* _TASK DETAILS_
Of the lines in the listing below, how many hold "JSON"? Answer with the number only.

[Lines of data]
--------

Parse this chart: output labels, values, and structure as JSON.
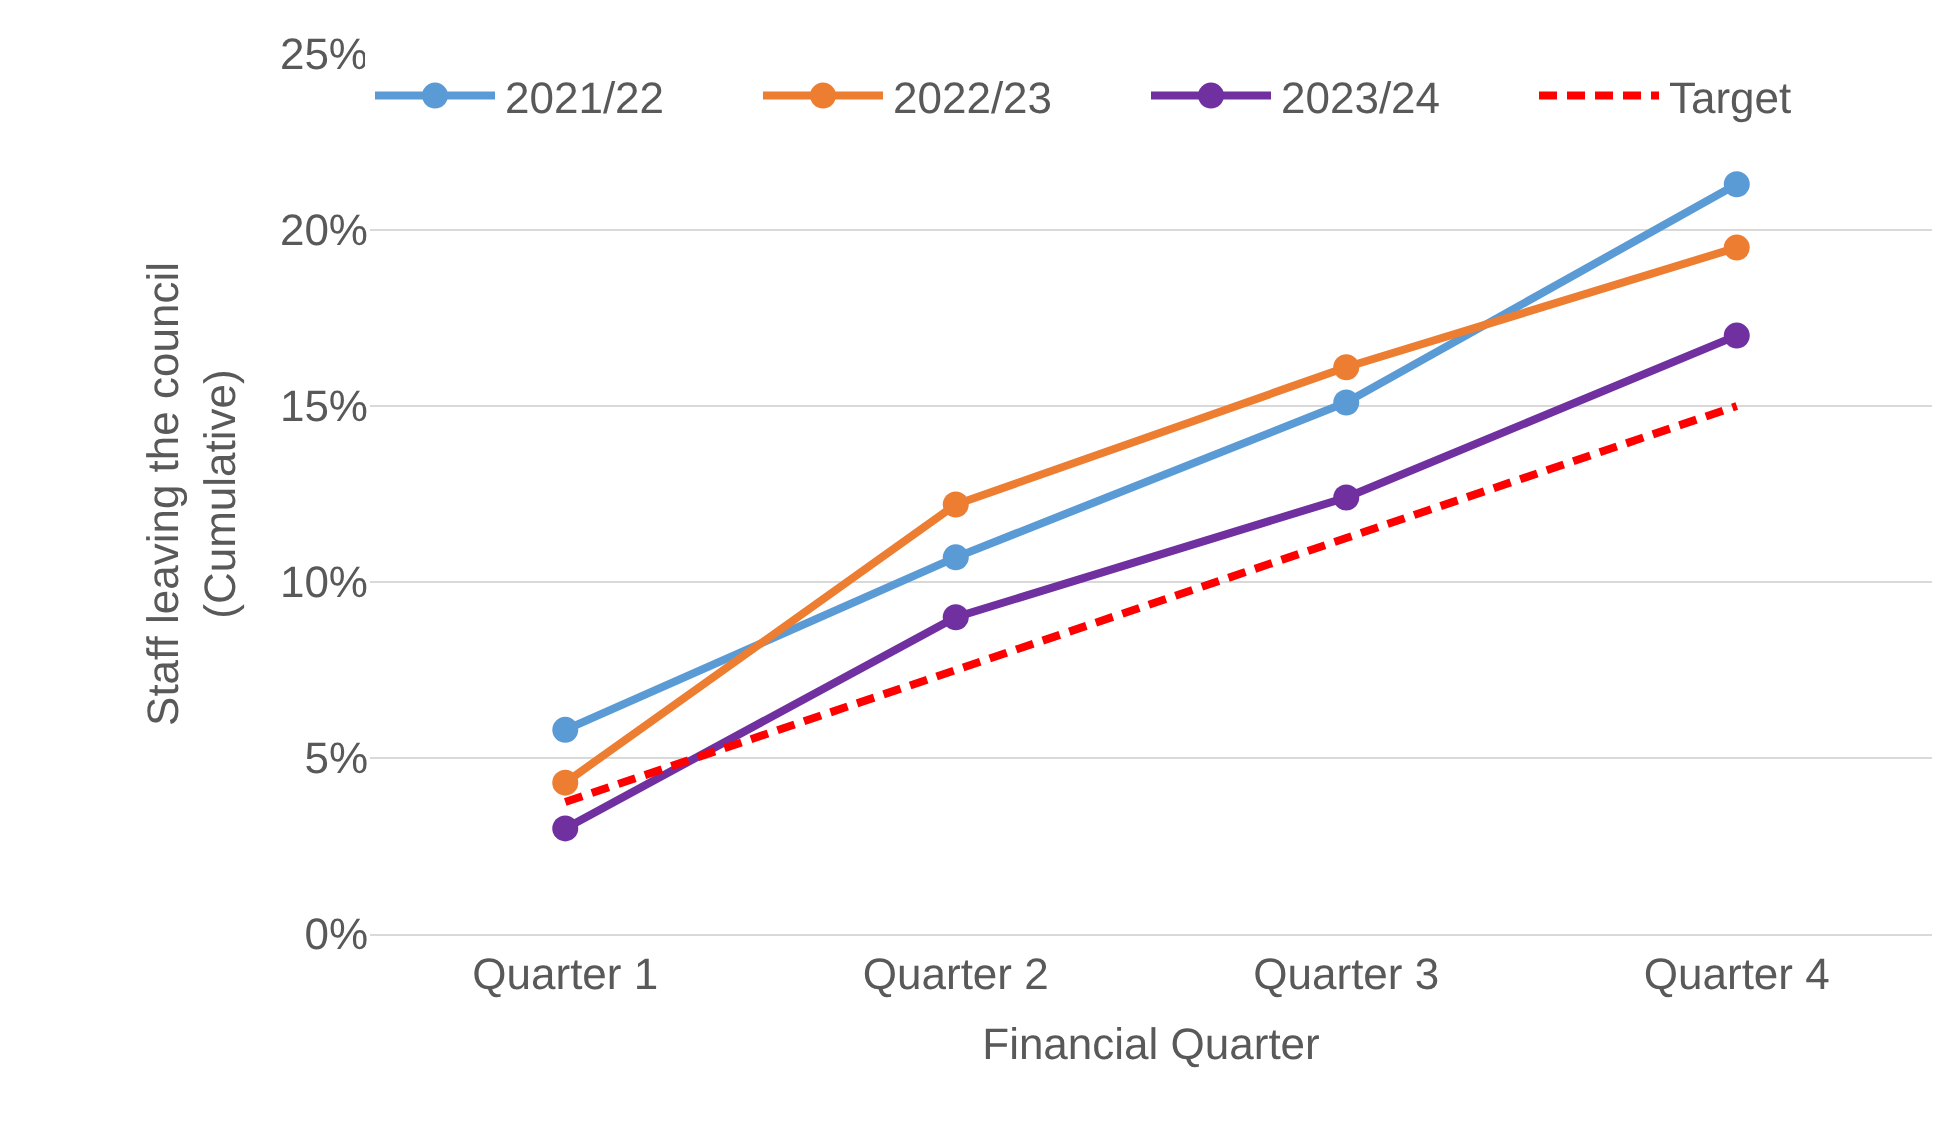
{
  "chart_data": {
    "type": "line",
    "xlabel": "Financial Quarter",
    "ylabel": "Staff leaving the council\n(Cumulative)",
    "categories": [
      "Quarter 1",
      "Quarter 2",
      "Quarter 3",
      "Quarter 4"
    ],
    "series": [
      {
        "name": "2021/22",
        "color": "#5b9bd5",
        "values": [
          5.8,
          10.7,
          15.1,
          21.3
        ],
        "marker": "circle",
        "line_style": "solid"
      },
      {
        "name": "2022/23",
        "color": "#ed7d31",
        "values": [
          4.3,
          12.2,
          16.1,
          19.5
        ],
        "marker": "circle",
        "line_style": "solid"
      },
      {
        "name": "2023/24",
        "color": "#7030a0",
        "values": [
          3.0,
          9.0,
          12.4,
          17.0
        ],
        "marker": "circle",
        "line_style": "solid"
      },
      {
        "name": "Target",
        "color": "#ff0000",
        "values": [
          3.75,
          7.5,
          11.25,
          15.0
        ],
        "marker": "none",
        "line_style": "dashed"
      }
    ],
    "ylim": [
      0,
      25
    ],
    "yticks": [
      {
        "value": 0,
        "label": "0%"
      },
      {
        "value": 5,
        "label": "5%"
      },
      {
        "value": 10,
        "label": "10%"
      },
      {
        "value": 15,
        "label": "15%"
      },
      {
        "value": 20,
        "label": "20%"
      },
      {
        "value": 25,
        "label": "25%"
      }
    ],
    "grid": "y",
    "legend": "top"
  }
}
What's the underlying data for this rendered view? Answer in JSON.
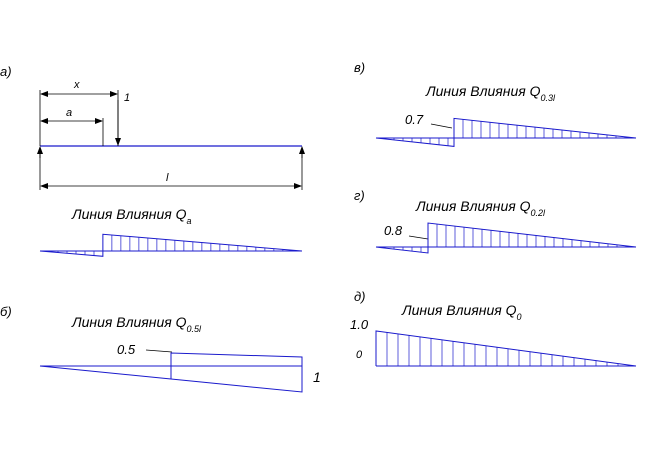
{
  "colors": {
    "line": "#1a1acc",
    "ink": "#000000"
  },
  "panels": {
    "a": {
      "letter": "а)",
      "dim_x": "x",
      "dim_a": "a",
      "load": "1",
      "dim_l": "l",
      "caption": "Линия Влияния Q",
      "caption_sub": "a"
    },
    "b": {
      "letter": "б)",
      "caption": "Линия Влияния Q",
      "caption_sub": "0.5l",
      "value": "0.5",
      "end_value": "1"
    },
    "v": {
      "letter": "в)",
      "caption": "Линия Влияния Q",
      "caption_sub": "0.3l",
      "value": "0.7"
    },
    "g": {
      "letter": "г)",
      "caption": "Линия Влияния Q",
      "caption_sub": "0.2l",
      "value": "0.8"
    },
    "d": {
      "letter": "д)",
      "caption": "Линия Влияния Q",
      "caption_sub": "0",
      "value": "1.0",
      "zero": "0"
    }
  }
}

--------

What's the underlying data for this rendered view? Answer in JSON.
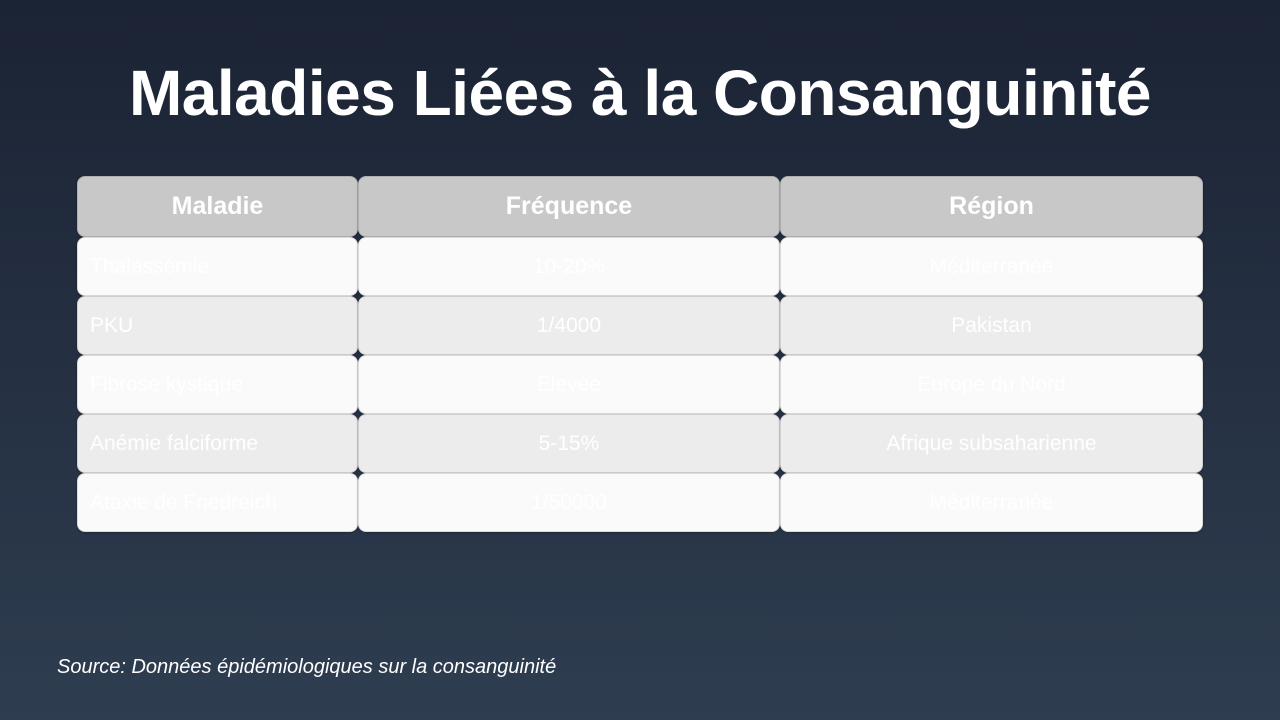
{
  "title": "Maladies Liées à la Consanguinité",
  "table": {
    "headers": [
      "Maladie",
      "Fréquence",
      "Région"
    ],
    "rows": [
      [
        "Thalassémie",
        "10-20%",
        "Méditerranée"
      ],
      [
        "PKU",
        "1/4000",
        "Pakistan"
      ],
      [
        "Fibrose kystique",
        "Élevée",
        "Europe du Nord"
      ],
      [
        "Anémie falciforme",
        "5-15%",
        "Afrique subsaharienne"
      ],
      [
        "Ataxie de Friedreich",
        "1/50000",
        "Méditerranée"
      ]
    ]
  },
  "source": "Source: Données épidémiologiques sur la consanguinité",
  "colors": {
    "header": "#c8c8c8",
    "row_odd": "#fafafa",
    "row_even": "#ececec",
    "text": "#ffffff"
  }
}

--------

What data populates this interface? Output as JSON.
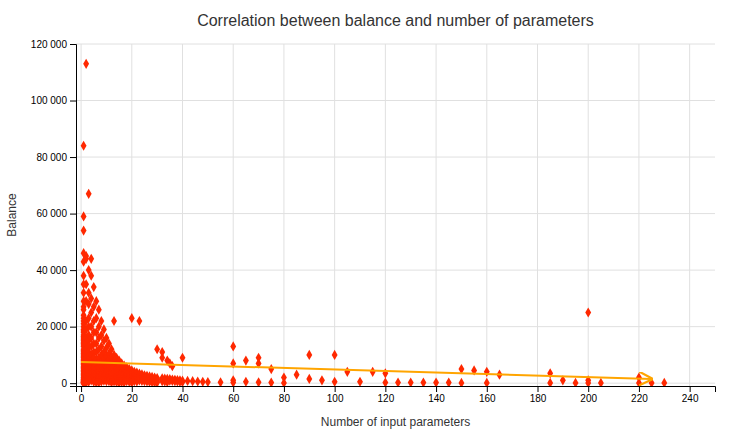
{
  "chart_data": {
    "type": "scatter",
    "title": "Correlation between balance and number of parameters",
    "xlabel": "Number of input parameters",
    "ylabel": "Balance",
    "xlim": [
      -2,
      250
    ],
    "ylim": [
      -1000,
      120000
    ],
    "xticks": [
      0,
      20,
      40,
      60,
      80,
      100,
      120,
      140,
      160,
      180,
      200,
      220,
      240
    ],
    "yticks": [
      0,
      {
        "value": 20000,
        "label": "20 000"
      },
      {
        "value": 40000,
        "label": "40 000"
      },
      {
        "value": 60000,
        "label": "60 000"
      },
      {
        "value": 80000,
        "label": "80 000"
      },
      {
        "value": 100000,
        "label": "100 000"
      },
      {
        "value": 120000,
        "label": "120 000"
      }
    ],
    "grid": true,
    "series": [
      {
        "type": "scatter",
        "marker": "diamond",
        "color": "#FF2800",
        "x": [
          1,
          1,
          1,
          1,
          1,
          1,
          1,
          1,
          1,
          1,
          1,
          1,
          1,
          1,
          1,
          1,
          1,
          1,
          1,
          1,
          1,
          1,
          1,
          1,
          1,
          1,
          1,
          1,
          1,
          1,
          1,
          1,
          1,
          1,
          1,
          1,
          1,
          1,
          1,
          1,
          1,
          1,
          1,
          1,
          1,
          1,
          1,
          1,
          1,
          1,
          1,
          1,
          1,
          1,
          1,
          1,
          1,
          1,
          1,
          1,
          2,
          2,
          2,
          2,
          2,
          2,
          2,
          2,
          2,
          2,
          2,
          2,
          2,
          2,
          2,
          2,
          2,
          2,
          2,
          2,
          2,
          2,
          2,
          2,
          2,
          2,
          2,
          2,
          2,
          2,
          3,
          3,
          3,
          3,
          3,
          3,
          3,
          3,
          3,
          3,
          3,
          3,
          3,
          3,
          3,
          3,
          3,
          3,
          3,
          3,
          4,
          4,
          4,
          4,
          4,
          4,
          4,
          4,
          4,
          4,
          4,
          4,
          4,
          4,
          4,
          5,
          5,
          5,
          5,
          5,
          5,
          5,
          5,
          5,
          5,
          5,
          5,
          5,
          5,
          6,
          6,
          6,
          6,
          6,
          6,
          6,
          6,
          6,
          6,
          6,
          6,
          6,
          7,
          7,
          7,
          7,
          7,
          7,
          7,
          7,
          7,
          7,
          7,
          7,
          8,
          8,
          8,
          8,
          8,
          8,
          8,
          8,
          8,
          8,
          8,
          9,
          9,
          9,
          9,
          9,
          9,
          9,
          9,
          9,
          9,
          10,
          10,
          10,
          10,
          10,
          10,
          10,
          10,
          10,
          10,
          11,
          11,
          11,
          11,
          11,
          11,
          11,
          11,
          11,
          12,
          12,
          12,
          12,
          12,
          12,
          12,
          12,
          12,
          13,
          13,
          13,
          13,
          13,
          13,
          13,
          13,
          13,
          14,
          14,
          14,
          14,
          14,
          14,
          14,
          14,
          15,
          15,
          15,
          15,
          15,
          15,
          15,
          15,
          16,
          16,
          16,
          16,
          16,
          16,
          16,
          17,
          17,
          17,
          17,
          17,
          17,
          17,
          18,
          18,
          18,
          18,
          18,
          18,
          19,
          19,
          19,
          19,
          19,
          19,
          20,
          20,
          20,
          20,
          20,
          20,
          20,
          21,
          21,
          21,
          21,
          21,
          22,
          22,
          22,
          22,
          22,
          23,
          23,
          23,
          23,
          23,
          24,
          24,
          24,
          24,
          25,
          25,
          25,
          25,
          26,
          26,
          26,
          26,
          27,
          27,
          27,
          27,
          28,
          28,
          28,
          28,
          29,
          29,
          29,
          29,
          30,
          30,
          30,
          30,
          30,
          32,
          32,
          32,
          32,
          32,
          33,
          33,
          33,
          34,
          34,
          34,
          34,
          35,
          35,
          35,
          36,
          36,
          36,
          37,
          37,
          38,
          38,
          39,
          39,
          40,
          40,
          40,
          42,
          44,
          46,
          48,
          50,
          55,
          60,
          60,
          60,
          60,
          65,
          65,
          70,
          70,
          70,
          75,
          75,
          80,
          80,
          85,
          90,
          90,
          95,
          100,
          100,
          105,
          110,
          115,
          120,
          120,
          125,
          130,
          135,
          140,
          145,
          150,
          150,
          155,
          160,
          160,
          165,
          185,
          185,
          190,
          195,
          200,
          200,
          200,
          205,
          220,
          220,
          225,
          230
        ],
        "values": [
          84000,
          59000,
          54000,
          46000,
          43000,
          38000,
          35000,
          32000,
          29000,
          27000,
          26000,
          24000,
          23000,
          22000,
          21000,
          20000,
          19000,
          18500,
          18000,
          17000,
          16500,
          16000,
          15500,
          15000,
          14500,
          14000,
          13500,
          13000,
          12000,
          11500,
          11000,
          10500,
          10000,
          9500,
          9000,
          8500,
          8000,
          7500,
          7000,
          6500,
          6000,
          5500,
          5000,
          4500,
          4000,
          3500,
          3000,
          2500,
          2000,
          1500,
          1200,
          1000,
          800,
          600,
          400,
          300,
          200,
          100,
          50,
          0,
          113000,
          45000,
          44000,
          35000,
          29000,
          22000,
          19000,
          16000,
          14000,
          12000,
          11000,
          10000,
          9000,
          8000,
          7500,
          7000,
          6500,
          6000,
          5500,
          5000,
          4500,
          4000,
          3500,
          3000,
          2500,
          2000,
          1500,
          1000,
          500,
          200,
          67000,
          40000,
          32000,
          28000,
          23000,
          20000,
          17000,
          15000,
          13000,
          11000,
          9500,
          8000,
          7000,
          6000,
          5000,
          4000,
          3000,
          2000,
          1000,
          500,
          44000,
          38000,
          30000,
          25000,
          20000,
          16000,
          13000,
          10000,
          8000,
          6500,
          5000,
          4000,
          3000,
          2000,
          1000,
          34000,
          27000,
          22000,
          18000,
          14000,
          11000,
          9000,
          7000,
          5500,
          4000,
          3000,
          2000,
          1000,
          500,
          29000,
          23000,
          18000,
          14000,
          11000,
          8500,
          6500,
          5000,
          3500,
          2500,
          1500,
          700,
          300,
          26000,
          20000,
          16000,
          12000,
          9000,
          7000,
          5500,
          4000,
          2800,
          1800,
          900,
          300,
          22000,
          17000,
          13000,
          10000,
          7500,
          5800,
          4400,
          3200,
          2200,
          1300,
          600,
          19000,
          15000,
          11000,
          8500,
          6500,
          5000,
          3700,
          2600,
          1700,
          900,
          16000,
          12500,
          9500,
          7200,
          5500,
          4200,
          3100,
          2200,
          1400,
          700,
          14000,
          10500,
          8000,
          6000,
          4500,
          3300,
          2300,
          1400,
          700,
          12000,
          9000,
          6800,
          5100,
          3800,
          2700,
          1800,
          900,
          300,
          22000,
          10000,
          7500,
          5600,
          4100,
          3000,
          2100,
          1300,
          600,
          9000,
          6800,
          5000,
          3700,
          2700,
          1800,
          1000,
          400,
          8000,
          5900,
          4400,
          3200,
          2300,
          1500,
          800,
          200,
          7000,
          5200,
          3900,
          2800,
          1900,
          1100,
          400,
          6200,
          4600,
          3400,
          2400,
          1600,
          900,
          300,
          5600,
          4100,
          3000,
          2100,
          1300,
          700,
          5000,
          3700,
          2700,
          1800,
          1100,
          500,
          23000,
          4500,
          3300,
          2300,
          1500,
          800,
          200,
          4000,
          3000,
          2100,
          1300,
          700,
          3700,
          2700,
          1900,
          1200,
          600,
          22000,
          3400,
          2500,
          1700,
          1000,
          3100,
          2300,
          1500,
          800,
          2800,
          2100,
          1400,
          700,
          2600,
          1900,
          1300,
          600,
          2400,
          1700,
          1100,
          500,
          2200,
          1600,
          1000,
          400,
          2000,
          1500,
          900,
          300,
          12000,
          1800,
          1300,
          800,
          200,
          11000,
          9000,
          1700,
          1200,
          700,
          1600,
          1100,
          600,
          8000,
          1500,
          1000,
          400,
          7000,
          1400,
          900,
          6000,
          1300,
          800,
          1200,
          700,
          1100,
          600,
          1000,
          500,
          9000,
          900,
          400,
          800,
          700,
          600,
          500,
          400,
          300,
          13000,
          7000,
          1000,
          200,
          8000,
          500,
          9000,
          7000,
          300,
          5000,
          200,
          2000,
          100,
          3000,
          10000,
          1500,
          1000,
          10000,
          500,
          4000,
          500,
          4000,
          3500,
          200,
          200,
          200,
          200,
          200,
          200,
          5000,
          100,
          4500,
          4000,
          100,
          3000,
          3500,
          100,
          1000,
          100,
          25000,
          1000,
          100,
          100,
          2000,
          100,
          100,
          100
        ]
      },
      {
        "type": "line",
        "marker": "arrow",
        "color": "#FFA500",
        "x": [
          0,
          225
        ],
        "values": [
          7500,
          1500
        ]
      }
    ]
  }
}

--------

* _ANSWER_
4